WORK TO DO => In the listing that follows, count every line with the word "等腰三角形" in it and write only the total.

INFORMATION SUPPLIED =>

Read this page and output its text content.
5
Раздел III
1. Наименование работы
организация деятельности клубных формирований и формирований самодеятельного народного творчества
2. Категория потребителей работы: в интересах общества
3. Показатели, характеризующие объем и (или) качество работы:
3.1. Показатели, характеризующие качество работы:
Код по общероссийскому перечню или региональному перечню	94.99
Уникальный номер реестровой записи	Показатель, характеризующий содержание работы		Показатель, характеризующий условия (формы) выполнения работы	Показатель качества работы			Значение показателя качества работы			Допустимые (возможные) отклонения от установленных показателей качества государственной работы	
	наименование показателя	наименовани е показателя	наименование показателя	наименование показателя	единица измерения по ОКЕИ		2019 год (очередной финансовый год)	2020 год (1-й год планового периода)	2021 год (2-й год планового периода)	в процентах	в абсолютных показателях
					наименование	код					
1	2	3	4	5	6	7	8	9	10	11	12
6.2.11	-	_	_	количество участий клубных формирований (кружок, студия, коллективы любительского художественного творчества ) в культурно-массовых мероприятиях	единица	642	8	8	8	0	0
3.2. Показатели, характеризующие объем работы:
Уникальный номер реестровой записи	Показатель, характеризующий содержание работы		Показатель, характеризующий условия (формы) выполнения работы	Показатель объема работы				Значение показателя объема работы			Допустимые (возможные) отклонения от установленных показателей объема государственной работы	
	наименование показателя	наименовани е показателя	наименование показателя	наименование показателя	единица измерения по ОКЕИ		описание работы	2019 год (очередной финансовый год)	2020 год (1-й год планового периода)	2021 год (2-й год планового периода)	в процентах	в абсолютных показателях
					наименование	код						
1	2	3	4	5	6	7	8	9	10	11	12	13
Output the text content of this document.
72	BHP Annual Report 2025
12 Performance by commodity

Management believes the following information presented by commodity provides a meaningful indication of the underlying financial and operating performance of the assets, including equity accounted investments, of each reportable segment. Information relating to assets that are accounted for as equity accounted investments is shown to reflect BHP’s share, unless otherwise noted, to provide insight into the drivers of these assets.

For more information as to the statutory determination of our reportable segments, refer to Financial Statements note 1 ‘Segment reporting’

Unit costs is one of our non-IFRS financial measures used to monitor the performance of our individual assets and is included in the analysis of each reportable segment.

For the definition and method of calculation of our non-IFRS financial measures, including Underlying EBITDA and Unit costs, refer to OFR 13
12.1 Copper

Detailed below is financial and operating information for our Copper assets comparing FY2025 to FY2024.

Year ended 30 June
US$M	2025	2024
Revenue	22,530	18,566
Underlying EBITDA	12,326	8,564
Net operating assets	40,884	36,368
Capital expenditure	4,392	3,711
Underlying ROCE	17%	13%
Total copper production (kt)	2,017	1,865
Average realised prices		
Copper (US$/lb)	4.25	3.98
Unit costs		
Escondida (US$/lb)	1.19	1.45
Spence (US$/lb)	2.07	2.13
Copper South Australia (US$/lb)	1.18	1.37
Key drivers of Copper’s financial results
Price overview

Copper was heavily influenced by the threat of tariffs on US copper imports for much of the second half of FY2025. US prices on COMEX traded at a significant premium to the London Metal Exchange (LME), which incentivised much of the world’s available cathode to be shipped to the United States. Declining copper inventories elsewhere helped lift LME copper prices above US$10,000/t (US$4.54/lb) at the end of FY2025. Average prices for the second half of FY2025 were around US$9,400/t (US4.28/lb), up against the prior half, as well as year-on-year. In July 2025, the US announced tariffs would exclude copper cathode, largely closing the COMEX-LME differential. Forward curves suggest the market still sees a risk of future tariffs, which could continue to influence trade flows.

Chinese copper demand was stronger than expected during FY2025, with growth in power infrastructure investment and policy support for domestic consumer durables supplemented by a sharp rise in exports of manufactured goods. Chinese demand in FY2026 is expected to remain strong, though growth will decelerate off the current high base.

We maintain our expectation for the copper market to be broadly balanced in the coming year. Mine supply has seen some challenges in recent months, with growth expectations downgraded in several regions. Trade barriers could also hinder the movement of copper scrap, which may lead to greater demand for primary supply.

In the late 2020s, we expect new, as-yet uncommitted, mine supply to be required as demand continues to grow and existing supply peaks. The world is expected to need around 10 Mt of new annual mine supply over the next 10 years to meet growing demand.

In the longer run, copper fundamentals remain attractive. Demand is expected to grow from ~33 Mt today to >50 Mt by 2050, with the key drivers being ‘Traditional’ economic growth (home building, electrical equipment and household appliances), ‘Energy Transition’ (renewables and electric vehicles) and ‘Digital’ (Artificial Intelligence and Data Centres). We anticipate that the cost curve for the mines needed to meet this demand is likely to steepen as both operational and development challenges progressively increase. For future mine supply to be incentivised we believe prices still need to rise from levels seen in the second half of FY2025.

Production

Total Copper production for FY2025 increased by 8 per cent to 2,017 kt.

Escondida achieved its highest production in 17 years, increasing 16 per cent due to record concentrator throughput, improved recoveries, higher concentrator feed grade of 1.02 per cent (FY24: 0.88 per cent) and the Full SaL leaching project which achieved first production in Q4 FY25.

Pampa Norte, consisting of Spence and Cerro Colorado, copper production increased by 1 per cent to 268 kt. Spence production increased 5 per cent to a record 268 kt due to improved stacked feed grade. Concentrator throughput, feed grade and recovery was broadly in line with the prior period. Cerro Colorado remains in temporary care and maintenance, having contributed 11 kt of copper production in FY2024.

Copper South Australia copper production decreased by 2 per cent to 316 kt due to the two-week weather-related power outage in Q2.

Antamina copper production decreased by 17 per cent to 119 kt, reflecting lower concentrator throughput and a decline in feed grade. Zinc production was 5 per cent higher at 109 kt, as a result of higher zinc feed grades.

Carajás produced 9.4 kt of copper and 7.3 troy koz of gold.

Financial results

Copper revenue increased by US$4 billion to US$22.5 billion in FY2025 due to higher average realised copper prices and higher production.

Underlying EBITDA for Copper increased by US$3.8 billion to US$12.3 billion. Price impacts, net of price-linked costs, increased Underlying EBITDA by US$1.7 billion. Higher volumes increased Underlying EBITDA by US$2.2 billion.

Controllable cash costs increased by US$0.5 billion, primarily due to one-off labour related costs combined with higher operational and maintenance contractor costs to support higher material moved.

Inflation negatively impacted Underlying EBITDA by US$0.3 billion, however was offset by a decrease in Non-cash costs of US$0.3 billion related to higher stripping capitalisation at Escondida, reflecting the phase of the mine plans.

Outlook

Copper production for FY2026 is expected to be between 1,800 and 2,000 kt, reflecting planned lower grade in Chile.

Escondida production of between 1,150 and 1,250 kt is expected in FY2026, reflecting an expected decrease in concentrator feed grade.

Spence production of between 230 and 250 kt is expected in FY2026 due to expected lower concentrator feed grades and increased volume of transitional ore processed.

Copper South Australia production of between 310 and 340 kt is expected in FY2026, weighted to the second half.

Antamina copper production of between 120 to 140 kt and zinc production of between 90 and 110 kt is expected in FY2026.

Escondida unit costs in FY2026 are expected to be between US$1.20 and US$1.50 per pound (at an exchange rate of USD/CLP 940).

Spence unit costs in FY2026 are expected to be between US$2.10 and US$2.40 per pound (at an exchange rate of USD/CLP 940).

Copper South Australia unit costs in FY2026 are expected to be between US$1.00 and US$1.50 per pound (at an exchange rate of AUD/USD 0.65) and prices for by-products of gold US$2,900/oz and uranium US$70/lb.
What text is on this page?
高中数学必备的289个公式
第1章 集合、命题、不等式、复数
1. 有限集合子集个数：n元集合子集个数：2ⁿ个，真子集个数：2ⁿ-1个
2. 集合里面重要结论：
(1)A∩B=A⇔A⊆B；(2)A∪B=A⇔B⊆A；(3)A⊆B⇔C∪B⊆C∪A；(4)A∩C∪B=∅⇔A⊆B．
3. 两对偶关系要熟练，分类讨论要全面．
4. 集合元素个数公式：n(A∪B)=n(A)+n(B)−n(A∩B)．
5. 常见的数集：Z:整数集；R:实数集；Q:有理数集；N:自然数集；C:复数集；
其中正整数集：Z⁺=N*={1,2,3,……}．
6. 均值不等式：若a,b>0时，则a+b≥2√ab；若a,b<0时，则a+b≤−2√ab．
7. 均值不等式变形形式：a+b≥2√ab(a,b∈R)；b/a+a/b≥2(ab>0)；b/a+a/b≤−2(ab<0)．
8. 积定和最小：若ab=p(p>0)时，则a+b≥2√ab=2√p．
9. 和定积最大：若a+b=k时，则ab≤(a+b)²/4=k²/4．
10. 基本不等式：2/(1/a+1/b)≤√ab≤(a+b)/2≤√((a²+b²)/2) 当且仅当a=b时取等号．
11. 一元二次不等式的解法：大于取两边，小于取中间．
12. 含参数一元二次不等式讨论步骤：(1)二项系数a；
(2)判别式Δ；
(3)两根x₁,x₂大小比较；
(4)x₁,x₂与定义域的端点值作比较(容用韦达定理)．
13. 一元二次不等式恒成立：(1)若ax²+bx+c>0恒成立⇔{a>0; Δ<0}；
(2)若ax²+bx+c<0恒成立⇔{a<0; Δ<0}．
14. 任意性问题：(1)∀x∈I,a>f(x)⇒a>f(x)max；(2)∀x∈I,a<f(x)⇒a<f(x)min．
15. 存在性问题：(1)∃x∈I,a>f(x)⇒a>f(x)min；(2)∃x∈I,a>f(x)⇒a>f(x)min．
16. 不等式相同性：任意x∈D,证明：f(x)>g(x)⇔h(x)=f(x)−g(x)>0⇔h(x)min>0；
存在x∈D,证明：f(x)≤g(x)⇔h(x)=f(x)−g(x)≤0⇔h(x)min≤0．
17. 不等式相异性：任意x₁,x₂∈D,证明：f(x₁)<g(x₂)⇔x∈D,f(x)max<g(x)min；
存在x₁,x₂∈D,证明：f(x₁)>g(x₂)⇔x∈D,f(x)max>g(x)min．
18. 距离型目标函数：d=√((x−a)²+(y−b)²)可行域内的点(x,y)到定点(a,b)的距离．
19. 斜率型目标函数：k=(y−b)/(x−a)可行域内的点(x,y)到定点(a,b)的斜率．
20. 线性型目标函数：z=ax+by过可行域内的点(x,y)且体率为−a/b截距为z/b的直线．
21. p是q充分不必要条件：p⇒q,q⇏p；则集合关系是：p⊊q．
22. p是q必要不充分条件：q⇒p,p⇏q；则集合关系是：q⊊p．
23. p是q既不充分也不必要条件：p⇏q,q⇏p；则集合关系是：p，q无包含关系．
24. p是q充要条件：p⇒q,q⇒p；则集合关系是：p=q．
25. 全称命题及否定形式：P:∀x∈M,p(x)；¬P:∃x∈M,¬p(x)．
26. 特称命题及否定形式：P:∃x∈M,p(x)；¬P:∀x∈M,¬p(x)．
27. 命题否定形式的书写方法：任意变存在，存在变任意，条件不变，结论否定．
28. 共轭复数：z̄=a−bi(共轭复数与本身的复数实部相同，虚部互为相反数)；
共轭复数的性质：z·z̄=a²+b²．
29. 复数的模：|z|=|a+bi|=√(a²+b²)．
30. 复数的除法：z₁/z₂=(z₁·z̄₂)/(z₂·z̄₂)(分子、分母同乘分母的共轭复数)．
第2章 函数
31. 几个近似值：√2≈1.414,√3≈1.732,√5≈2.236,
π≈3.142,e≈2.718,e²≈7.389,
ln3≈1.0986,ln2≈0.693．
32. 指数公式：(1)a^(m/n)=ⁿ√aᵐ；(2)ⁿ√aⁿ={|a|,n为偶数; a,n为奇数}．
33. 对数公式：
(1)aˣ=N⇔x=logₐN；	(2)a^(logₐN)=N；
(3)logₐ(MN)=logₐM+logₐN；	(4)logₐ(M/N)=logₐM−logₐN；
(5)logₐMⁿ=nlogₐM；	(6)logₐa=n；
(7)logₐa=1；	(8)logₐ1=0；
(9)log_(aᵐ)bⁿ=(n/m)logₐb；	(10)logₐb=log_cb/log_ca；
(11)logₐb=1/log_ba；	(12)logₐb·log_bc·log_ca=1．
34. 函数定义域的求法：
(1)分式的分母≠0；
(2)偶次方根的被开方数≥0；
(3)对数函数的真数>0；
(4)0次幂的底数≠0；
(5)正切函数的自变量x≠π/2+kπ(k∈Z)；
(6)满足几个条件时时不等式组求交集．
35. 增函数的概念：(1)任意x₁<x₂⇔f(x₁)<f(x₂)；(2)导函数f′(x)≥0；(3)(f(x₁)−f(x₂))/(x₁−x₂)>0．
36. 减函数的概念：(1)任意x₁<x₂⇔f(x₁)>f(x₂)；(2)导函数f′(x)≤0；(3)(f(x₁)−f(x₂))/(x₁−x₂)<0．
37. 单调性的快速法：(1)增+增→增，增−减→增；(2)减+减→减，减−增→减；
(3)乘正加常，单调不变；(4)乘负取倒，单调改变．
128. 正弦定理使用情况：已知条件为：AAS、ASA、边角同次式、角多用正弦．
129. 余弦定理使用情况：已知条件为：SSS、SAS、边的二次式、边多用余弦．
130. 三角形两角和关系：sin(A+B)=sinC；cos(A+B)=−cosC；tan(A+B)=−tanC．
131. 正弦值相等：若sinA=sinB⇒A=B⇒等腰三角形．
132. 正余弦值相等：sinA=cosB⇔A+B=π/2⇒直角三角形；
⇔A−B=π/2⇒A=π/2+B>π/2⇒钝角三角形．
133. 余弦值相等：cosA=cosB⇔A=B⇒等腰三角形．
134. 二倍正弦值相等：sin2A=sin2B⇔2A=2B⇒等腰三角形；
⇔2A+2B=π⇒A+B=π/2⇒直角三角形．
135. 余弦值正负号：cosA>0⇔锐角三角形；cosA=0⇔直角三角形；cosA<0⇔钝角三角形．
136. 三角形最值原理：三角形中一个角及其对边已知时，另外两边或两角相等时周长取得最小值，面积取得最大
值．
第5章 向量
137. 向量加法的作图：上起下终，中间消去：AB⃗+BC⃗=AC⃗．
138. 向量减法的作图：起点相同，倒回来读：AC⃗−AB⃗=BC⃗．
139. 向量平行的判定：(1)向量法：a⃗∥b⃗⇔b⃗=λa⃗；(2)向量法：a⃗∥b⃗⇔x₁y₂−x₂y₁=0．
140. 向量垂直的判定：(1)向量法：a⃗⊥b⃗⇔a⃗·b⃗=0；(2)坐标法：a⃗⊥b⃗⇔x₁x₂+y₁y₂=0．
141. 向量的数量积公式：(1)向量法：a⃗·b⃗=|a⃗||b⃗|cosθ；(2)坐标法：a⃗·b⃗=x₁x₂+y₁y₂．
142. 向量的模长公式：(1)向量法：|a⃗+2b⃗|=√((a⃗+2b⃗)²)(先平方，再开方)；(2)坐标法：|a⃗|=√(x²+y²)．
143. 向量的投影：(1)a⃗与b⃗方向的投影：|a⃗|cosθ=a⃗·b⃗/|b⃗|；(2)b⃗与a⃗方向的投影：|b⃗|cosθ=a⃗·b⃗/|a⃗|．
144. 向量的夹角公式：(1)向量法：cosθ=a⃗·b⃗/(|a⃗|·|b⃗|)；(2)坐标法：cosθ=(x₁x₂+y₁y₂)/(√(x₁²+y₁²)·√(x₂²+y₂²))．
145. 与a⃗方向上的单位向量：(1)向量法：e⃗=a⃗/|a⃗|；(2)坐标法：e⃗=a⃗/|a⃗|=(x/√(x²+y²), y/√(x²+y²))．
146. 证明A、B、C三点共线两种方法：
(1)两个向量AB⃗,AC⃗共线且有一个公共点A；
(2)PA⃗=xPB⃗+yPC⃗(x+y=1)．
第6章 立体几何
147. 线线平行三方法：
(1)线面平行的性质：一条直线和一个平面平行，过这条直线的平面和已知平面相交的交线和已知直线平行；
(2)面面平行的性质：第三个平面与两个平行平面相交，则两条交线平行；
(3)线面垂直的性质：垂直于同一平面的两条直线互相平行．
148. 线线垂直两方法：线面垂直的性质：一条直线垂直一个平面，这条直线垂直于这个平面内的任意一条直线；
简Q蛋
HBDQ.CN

CORRECT RESULT => 3